■ Extracted data ■
.....

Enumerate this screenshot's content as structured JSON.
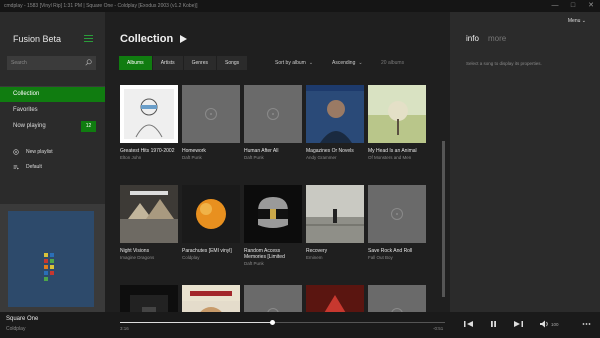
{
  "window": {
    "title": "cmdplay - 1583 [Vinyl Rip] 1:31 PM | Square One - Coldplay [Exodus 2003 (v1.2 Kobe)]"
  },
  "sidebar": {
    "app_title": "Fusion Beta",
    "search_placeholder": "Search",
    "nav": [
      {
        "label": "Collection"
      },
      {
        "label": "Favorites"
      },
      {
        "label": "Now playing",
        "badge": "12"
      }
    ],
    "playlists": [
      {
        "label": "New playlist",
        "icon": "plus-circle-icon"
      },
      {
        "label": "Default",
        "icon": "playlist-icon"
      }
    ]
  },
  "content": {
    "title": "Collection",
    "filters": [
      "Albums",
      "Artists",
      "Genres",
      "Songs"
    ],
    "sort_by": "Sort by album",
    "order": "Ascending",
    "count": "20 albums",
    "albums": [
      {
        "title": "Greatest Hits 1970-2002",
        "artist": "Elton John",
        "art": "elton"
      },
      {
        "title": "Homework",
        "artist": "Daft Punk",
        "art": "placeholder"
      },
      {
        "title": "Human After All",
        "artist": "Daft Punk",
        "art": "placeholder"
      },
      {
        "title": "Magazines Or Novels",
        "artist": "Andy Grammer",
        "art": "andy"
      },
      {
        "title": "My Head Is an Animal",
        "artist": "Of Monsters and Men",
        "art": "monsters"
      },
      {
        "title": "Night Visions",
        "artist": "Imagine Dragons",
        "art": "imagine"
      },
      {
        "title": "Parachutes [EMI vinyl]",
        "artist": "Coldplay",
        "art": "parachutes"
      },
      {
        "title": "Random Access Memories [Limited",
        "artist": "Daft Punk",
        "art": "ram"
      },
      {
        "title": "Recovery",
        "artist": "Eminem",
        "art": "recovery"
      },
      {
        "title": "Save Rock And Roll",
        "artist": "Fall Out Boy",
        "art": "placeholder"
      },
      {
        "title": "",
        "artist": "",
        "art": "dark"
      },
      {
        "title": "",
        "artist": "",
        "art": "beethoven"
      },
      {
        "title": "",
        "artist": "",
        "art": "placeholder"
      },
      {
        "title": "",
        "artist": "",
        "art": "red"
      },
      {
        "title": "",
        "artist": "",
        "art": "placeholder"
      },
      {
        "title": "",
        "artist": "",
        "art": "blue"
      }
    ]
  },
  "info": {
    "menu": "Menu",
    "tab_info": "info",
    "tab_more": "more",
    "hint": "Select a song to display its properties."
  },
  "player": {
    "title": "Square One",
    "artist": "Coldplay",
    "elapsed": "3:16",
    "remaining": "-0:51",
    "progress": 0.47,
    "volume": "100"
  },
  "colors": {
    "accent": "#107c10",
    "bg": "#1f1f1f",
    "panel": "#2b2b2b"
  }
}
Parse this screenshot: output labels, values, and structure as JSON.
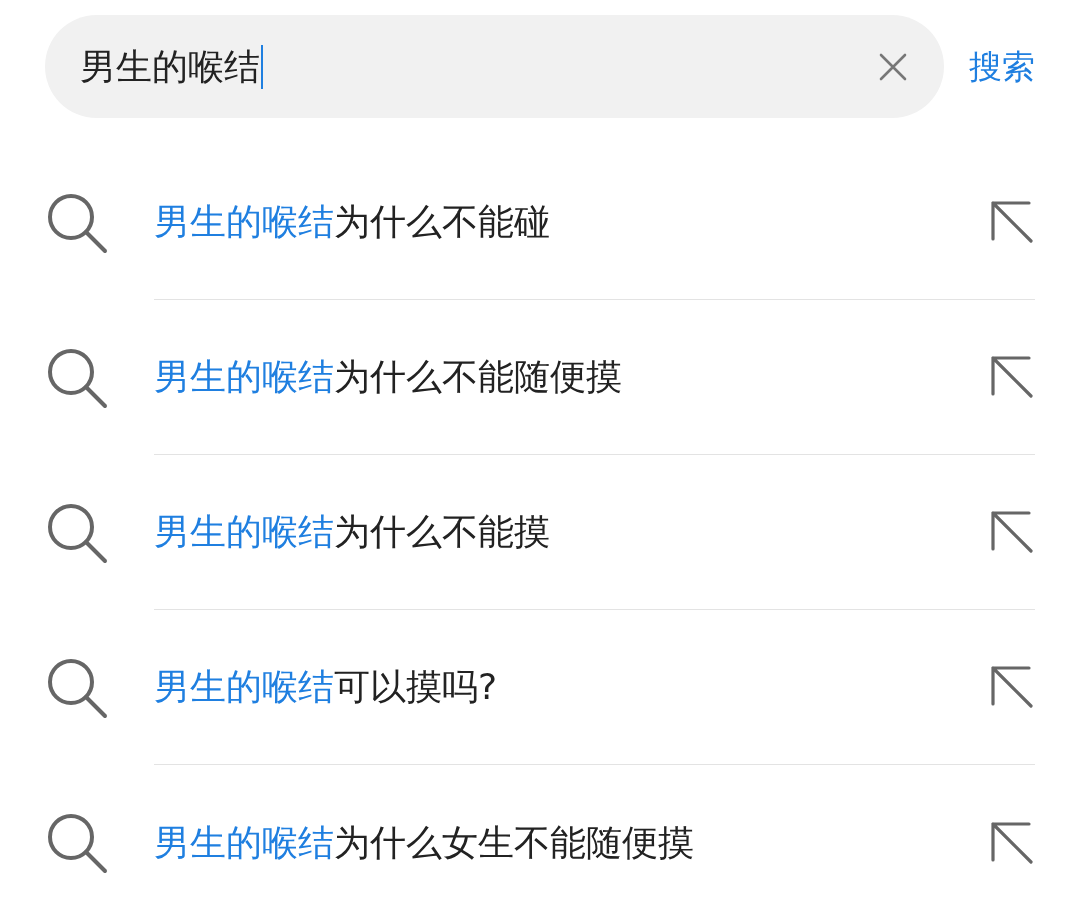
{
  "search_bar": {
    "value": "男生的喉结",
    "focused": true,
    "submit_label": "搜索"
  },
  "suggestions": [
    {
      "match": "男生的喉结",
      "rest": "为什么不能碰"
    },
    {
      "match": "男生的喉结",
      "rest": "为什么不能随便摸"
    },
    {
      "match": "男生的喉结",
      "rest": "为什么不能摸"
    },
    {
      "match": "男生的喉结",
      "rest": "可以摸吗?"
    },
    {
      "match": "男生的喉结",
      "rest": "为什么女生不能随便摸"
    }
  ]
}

.....

■ Exercise task ■
Scan the material above for the string "Square" and return the lines that hold it.

■ Solution to this task ■
    "title": "cmdplay - 1583 [Vinyl Rip] 1:31 PM | Square One - Coldplay [Exodus 2003 (v1.2 Kobe)]"
    "title": "Square One",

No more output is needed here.